EXERCISE >>
Your task is to copy every line of the records below that contains "Pengiriman".
--- Start of DATA SHOWN ---
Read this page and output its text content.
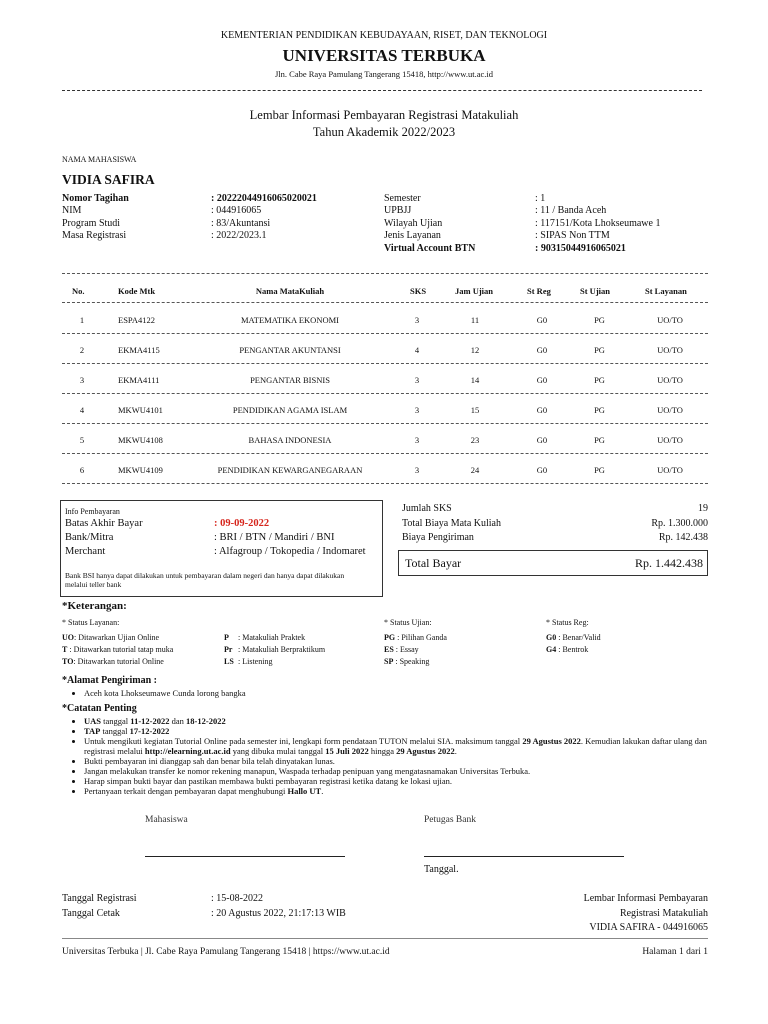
KEMENTERIAN PENDIDIKAN KEBUDAYAAN, RISET, DAN TEKNOLOGI
UNIVERSITAS TERBUKA
Jln. Cabe Raya Pamulang Tangerang 15418, http://www.ut.ac.id
Lembar Informasi Pembayaran Registrasi Matakuliah
Tahun Akademik 2022/2023
NAMA MAHASISWA
VIDIA SAFIRA
Nomor Tagihan	: 20222044916065020021
NIM	: 044916065
Program Studi	: 83/Akuntansi
Masa Registrasi	: 2022/2023.1
Semester	: 1
UPBJJ	: 11 / Banda Aceh
Wilayah Ujian	: 117151/Kota Lhokseumawe 1
Jenis Layanan	: SIPAS Non TTM
Virtual Account BTN	: 90315044916065021
No.	Kode Mtk	Nama MataKuliah	SKS	Jam Ujian	St Reg	St Ujian	St Layanan
1	ESPA4122	MATEMATIKA EKONOMI	3	11	G0	PG	UO/TO
2	EKMA4115	PENGANTAR AKUNTANSI	4	12	G0	PG	UO/TO
3	EKMA4111	PENGANTAR BISNIS	3	14	G0	PG	UO/TO
4	MKWU4101	PENDIDIKAN AGAMA ISLAM	3	15	G0	PG	UO/TO
5	MKWU4108	BAHASA INDONESIA	3	23	G0	PG	UO/TO
6	MKWU4109	PENDIDIKAN KEWARGANEGARAAN	3	24	G0	PG	UO/TO
Info Pembayaran
Batas Akhir Bayar	: 09-09-2022
Bank/Mitra	: BRI / BTN / Mandiri / BNI
Merchant	: Alfagroup / Tokopedia / Indomaret
Bank BSI hanya dapat dilakukan untuk pembayaran dalam negeri dan hanya dapat dilakukan melalui teller bank
Jumlah SKS	19
Total Biaya Mata Kuliah	Rp. 1.300.000
Biaya Pengiriman	Rp. 142.438
Total Bayar	Rp. 1.442.438
*Keterangan:
* Status Layanan:
UO: Ditawarkan Ujian Online
T : Ditawarkan tutorial tatap muka
TO: Ditawarkan tutorial Online
P : Matakuliah Praktek
Pr : Matakuliah Berpraktikum
LS : Listening
* Status Ujian:
PG : Pilihan Ganda
ES : Essay
SP : Speaking
* Status Reg:
G0 : Benar/Valid
G4 : Bentrok
*Alamat Pengiriman :
• Aceh kota Lhokseumawe Cunda lorong bangka
*Catatan Penting
• UAS tanggal 11-12-2022 dan 18-12-2022
• TAP tanggal 17-12-2022
• Untuk mengikuti kegiatan Tutorial Online pada semester ini, lengkapi form pendataan TUTON melalui SIA. maksimum tanggal 29 Agustus 2022. Kemudian lakukan daftar ulang dan registrasi melalui http://elearning.ut.ac.id yang dibuka mulai tanggal 15 Juli 2022 hingga 29 Agustus 2022.
• Bukti pembayaran ini dianggap sah dan benar bila telah dinyatakan lunas.
• Jangan melakukan transfer ke nomor rekening manapun, Waspada terhadap penipuan yang mengatasnamakan Universitas Terbuka.
• Harap simpan bukti bayar dan pastikan membawa bukti pembayaran registrasi ketika datang ke lokasi ujian.
• Pertanyaan terkait dengan pembayaran dapat menghubungi Hallo UT.
Mahasiswa	Petugas Bank
Tanggal.
Tanggal Registrasi	: 15-08-2022
Tanggal Cetak	: 20 Agustus 2022, 21:17:13 WIB
Lembar Informasi Pembayaran
Registrasi Matakuliah
VIDIA SAFIRA - 044916065
Universitas Terbuka | Jl. Cabe Raya Pamulang Tangerang 15418 | https://www.ut.ac.id	Halaman 1 dari 1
--- End of DATA SHOWN ---
TASK SOLUTION >>
Biaya Pengiriman	Rp. 142.438
*Alamat Pengiriman :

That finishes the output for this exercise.